* BEGIN Entries provided *

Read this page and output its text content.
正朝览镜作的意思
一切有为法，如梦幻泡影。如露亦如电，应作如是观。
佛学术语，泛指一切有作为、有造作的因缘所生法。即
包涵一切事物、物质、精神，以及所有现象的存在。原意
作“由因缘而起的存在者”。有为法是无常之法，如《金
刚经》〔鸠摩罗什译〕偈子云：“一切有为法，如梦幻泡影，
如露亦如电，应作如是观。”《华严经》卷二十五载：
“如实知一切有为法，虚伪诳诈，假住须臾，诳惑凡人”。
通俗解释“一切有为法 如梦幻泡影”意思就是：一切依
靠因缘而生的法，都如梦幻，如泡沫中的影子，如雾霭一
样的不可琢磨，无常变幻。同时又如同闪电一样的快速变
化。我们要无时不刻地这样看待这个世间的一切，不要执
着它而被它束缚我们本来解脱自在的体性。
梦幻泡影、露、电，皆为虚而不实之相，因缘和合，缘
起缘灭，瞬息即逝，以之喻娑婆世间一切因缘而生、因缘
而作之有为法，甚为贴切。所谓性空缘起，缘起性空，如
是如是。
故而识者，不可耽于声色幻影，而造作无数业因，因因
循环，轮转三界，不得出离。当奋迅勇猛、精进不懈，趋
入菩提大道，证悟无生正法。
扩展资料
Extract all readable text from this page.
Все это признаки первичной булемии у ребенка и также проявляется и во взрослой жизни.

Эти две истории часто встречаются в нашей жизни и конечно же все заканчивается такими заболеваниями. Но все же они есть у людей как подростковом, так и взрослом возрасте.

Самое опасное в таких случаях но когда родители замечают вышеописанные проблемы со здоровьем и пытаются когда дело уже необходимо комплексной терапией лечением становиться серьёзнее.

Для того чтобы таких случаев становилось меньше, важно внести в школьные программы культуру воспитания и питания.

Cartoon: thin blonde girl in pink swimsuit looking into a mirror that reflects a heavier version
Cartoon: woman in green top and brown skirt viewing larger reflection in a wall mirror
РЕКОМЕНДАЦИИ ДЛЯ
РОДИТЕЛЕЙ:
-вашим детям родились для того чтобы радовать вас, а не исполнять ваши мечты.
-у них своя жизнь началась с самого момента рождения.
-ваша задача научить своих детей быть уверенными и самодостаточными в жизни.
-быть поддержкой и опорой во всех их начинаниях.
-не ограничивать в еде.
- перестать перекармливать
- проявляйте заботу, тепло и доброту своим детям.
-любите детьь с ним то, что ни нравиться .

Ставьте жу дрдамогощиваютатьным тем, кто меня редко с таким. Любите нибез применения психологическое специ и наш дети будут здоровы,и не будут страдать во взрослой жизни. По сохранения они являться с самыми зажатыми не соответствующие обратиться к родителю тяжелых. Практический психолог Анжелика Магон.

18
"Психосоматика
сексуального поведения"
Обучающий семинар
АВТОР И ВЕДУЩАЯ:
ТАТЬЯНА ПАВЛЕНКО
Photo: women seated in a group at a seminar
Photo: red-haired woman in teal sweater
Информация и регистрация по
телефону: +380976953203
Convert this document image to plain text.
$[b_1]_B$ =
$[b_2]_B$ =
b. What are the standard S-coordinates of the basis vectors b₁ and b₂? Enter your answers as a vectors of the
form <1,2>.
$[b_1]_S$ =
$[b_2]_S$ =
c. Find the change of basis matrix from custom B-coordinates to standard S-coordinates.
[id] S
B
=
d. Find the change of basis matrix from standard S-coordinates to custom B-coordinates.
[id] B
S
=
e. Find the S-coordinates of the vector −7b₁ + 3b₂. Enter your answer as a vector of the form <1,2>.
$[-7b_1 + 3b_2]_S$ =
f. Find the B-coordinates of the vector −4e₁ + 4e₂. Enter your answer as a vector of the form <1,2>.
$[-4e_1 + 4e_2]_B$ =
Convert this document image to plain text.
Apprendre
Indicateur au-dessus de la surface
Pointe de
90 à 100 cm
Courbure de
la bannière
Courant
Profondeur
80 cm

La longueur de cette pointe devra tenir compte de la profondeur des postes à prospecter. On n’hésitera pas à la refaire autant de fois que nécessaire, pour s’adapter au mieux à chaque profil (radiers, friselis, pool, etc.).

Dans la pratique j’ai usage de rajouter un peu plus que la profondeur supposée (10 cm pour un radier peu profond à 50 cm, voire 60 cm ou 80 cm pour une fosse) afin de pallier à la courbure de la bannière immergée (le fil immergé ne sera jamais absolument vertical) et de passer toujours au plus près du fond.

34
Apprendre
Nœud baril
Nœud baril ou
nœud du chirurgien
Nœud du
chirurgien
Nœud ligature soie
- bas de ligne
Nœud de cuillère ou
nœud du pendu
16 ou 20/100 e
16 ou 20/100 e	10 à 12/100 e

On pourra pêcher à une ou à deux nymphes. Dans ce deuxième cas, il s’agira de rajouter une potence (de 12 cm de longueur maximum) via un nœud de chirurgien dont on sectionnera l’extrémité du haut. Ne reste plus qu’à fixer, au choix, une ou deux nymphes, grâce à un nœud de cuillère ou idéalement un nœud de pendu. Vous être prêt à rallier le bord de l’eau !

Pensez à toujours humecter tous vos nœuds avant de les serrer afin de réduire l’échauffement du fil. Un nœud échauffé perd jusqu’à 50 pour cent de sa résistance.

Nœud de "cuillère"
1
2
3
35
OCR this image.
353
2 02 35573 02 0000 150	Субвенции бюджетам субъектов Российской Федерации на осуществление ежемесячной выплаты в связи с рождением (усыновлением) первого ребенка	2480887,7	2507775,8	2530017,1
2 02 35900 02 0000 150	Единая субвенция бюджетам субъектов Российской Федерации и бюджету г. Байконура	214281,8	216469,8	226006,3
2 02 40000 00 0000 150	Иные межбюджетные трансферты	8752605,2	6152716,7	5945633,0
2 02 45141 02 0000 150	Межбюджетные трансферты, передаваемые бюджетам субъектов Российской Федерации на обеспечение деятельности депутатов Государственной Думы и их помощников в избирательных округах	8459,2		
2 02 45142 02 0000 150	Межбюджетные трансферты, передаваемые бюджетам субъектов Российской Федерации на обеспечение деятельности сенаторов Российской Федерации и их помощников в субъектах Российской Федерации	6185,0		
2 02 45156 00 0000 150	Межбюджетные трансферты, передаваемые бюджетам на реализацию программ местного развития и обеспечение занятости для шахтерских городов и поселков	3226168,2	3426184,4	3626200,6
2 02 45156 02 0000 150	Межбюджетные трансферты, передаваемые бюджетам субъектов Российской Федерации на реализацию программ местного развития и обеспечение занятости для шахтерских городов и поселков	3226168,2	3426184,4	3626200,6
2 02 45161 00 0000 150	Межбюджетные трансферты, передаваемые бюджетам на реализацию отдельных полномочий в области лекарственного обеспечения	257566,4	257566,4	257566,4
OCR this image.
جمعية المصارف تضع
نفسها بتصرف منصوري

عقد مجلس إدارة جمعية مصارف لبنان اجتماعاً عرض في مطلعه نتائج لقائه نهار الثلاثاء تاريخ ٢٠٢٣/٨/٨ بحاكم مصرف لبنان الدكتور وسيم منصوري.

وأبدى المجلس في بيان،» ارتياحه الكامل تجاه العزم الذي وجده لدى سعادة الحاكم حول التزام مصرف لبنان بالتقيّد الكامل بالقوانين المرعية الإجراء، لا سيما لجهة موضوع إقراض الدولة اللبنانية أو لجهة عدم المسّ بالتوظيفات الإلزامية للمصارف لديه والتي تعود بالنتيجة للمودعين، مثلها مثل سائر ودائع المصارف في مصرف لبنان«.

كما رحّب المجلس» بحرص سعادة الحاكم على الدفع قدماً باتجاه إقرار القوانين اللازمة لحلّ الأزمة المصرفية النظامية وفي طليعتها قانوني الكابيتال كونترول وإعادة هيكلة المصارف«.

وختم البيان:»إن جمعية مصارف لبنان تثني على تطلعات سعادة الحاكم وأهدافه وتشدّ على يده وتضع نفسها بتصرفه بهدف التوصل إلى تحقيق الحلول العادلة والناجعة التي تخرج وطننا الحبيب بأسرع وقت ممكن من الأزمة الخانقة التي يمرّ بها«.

* END Entries provided *

Do this: State the number of lines holding the word "mirror" in the listing. Add nothing else.

Expected output: 2